Work to do. Look through the material below for "text". Copy every line that contains it.

Entries shown.
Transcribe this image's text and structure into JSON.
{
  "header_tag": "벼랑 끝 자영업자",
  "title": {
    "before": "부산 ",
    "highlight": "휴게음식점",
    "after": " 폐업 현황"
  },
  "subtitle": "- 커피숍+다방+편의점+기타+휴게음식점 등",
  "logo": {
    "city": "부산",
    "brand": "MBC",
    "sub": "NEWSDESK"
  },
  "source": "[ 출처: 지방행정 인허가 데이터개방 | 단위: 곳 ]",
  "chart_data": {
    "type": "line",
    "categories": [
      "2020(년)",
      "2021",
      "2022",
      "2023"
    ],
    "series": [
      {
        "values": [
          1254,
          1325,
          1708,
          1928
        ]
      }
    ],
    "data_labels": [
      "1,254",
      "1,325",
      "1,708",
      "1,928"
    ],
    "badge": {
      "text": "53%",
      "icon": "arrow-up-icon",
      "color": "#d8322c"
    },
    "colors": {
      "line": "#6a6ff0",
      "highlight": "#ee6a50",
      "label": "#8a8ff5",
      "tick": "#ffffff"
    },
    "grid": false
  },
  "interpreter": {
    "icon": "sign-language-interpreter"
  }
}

Solution to this problem.
Transcribe this image's text and structure into JSON.
      "text": "53%",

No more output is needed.